- **Exercise**
In the listing below, find every line containing "Schulen" and copy it out.

(Items from a dataset)
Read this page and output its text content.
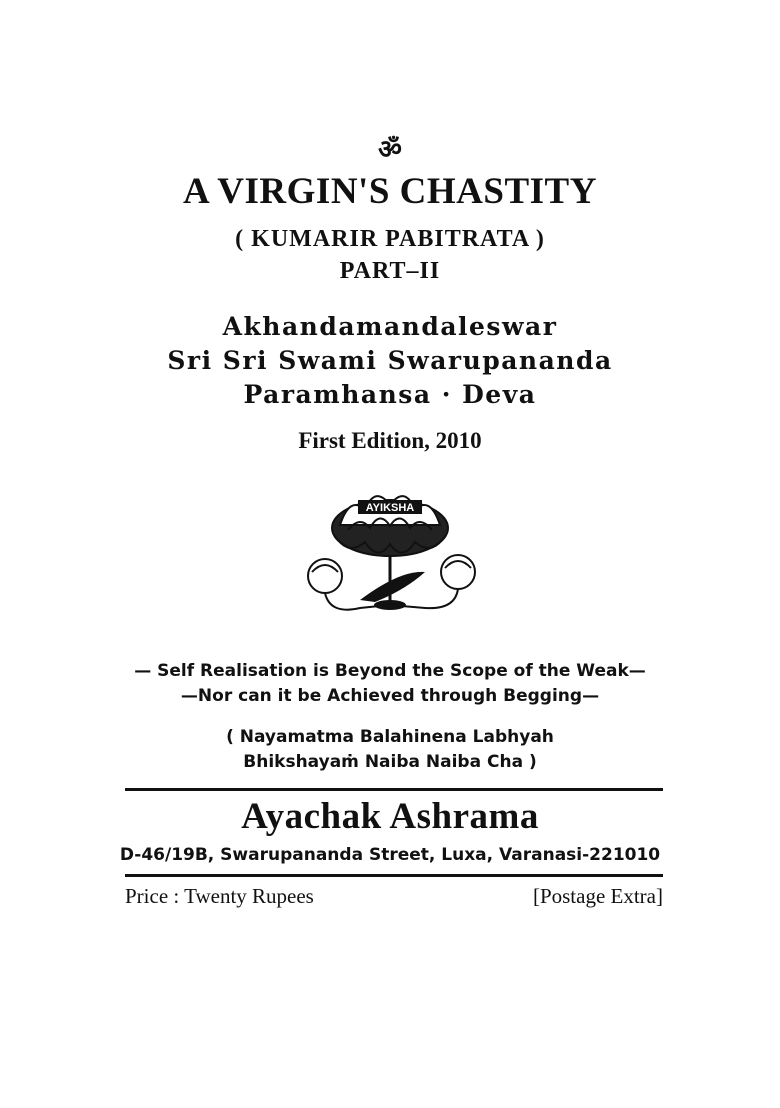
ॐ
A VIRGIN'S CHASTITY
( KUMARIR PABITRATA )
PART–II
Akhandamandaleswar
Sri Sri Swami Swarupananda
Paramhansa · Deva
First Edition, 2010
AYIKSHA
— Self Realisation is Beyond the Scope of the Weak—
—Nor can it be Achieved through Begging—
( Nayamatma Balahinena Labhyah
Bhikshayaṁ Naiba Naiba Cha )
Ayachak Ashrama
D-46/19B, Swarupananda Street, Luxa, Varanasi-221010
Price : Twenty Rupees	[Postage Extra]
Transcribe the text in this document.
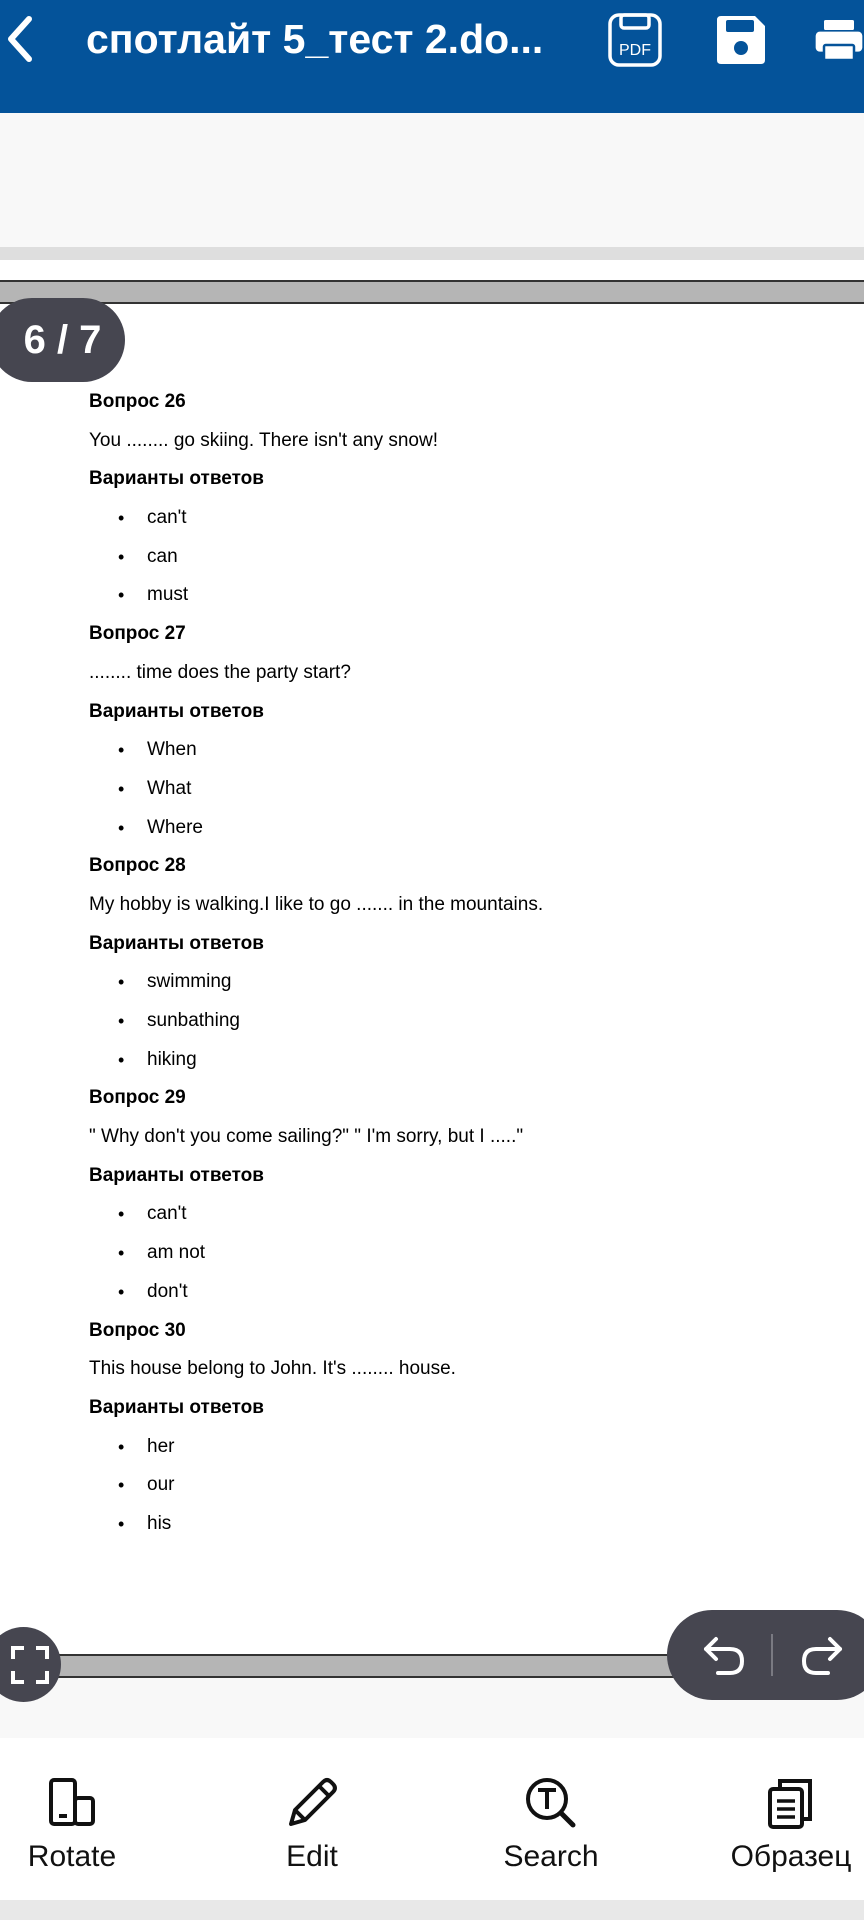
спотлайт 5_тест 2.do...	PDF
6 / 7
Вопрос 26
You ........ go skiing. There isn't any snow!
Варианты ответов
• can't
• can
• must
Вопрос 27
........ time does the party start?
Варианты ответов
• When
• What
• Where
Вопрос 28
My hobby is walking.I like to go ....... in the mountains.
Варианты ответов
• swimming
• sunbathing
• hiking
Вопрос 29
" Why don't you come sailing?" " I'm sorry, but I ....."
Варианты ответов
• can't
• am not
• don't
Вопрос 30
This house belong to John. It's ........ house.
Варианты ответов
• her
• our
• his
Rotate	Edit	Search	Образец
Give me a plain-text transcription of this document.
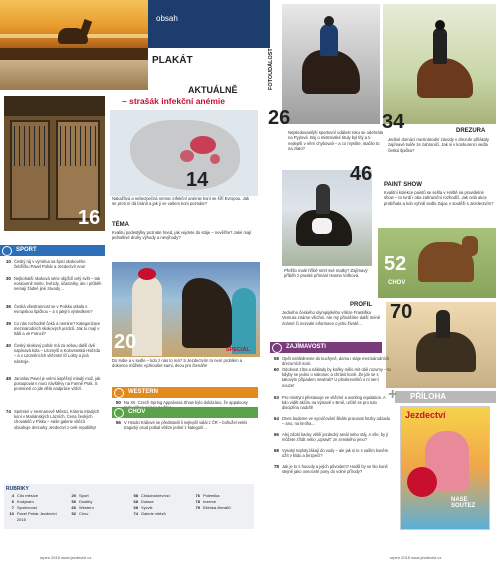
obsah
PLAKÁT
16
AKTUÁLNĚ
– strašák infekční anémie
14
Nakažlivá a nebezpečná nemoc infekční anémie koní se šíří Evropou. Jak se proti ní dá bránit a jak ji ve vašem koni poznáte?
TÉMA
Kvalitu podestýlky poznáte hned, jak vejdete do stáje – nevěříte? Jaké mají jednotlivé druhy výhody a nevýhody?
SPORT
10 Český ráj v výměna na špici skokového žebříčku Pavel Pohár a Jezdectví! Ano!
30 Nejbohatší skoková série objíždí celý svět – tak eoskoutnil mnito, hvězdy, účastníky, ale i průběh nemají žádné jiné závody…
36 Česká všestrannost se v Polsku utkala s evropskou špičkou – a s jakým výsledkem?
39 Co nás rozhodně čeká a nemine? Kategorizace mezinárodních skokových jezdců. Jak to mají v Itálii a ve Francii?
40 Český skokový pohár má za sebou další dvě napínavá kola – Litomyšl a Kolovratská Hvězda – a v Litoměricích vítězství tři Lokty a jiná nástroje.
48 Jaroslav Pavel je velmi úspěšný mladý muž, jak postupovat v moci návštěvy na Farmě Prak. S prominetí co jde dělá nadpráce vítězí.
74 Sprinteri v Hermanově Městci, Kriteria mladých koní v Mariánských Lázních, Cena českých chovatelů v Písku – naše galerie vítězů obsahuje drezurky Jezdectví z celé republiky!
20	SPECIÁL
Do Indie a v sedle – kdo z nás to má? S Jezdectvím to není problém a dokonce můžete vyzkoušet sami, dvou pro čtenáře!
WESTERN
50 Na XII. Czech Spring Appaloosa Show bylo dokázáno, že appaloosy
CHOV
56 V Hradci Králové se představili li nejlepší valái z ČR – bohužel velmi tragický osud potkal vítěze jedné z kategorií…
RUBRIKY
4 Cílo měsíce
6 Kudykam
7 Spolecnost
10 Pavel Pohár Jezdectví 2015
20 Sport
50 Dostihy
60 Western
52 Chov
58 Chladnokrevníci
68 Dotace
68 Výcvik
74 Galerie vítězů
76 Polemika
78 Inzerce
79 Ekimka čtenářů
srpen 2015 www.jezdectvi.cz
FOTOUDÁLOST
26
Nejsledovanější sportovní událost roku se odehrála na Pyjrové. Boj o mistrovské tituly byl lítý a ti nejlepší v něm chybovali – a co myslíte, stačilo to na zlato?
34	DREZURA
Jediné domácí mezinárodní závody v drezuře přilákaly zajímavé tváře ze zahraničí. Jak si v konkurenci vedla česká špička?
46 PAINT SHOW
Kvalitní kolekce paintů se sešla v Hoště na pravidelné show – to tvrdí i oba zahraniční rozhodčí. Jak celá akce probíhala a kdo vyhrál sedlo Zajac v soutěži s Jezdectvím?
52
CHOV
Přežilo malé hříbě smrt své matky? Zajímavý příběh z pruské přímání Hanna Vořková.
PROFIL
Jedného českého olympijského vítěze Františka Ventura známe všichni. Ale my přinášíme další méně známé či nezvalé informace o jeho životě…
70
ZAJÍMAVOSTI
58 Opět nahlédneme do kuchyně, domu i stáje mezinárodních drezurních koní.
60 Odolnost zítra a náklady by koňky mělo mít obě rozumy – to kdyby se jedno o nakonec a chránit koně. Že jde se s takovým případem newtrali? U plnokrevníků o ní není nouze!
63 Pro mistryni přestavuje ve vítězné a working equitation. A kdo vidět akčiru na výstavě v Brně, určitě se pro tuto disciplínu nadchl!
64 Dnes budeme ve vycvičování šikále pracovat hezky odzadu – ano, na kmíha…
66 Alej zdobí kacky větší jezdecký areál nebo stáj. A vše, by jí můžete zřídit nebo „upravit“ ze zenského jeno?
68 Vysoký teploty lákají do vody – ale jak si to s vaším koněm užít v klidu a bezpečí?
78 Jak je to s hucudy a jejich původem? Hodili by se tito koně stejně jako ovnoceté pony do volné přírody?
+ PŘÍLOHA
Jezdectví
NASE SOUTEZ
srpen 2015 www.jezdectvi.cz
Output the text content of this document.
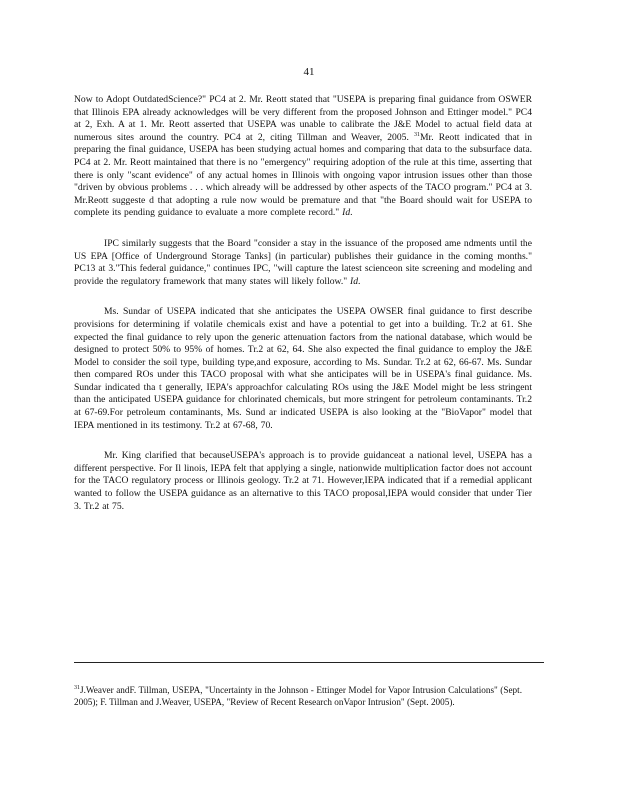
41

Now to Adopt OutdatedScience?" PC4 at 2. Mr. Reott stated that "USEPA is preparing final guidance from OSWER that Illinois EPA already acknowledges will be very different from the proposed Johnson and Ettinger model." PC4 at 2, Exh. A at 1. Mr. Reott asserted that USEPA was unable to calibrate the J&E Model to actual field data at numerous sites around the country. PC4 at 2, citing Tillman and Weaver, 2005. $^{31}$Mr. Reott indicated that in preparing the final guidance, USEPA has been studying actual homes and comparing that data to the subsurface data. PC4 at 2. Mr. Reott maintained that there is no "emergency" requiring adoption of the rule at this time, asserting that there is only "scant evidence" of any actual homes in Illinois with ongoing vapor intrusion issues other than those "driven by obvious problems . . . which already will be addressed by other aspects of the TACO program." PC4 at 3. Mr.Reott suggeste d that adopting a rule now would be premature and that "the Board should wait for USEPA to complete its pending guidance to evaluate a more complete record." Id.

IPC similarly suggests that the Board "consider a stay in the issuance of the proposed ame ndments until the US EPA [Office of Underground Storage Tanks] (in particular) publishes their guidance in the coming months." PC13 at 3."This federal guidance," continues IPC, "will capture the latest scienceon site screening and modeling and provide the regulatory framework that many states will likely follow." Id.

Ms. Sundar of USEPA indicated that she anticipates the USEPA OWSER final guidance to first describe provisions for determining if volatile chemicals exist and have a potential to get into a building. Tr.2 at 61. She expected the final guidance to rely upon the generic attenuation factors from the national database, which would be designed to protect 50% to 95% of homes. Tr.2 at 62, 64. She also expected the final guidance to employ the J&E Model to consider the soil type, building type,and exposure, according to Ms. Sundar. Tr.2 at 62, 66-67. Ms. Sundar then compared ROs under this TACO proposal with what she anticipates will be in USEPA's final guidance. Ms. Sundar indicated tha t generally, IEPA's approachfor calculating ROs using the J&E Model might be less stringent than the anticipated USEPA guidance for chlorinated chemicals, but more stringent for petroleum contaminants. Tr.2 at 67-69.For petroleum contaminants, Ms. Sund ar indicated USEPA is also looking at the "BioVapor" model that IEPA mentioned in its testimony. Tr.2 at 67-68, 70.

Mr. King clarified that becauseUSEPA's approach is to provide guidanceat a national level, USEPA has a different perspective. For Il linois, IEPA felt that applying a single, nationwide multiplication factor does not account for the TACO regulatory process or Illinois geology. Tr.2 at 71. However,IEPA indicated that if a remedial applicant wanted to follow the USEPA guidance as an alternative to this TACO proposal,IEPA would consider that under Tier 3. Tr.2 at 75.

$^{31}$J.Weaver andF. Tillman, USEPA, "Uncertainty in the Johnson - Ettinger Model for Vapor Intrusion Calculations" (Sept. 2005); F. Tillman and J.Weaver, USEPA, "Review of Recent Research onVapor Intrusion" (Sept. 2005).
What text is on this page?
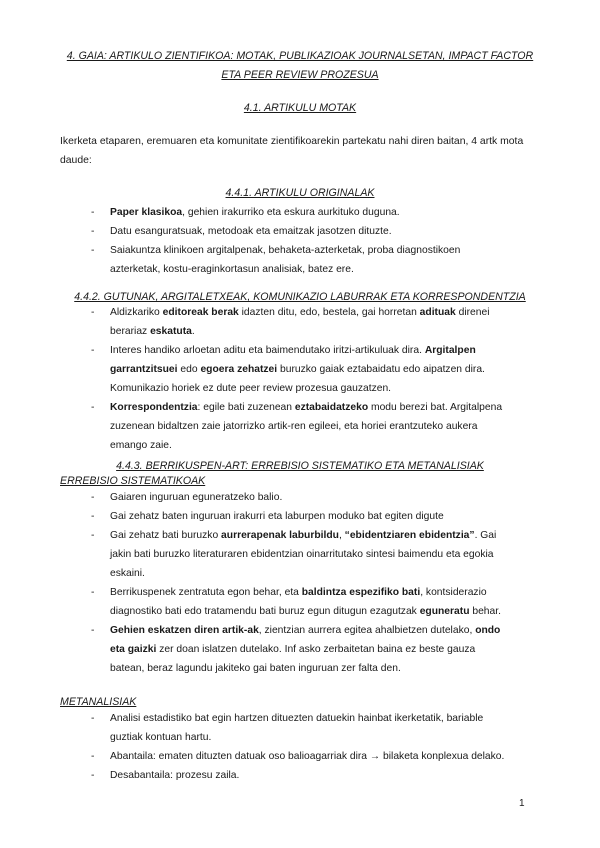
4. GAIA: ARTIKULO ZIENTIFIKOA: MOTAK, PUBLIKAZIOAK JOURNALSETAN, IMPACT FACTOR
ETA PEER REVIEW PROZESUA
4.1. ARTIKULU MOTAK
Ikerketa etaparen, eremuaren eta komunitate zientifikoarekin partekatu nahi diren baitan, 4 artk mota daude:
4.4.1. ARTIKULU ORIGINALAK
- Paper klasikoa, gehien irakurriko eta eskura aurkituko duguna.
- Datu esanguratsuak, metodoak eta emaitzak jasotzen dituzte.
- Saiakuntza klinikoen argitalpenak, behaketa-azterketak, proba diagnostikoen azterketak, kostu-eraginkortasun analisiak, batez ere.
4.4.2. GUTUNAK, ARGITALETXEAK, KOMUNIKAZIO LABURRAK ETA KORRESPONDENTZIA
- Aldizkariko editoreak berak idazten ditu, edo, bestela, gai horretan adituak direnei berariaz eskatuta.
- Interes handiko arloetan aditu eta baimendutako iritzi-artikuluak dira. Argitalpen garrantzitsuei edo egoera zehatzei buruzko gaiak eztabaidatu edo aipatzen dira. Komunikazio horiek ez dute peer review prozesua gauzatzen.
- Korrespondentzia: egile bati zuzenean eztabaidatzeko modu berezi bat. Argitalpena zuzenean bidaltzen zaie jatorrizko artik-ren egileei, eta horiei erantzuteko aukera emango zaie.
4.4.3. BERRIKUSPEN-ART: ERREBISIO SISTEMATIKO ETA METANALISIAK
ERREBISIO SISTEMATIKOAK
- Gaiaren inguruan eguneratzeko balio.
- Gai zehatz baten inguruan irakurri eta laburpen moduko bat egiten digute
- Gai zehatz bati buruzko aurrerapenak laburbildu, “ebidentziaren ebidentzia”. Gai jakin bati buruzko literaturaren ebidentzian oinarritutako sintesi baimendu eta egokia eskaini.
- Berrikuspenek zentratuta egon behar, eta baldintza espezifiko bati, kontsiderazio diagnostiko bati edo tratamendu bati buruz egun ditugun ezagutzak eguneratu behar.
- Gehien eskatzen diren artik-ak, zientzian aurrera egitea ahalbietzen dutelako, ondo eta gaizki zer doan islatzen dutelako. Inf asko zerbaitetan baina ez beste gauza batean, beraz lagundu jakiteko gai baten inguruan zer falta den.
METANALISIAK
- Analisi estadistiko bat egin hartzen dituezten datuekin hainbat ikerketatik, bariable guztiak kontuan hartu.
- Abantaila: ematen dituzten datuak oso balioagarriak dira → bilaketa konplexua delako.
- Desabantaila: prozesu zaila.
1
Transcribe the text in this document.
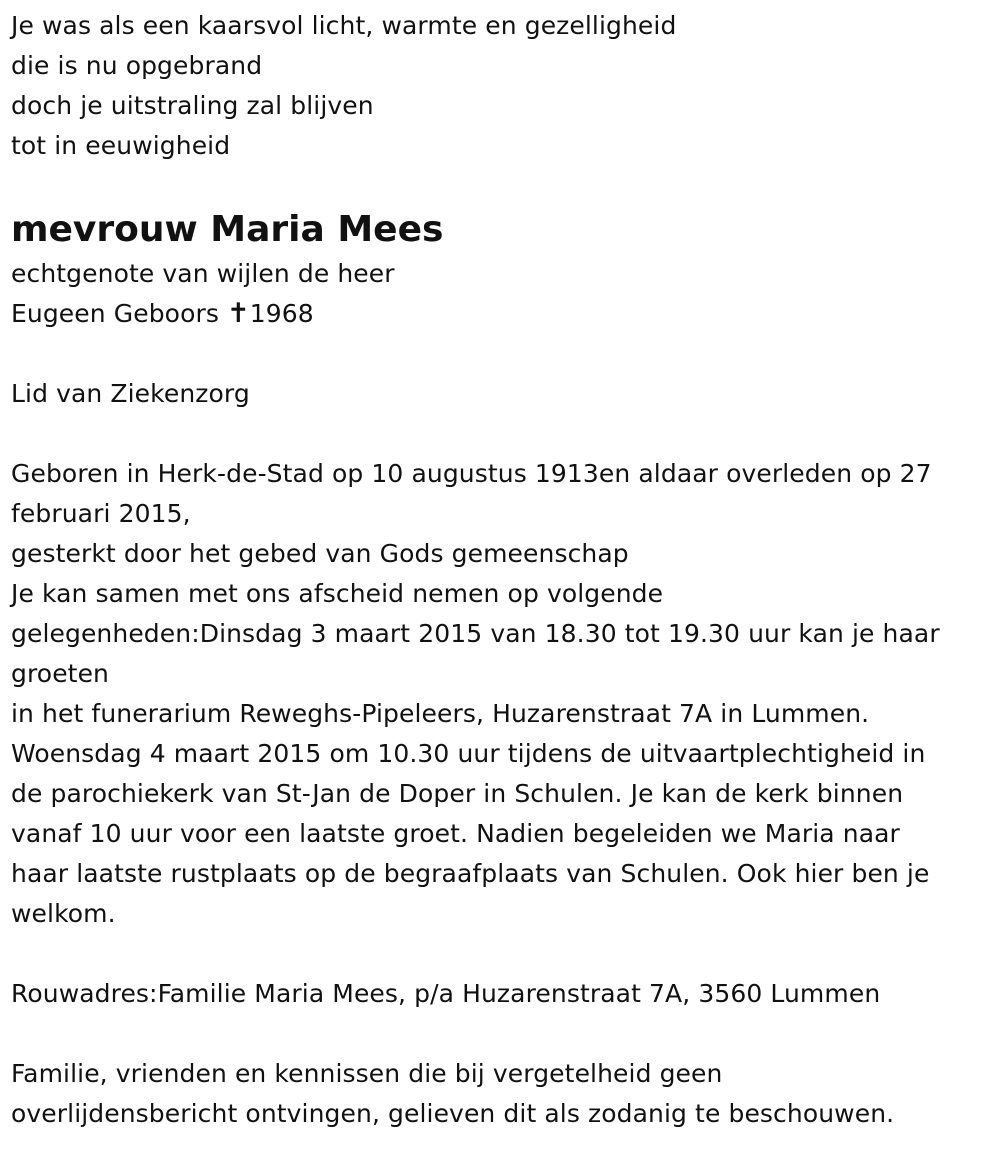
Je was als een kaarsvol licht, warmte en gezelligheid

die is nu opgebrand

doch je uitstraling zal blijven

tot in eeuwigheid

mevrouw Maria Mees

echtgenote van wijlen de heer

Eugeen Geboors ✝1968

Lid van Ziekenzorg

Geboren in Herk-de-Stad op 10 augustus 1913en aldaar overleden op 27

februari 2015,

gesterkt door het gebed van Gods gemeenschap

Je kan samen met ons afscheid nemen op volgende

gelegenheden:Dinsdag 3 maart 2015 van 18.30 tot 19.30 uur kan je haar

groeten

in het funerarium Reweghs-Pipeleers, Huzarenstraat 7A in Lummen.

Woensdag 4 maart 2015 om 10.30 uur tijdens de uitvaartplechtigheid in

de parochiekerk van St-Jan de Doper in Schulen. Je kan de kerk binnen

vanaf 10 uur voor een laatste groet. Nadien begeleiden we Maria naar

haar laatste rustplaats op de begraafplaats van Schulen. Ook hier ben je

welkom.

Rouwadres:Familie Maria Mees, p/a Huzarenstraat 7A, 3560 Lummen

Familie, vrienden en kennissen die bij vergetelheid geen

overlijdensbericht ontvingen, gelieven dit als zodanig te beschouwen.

- **Task output**
de parochiekerk van St-Jan de Doper in Schulen. Je kan de kerk binnen
haar laatste rustplaats op de begraafplaats van Schulen. Ook hier ben je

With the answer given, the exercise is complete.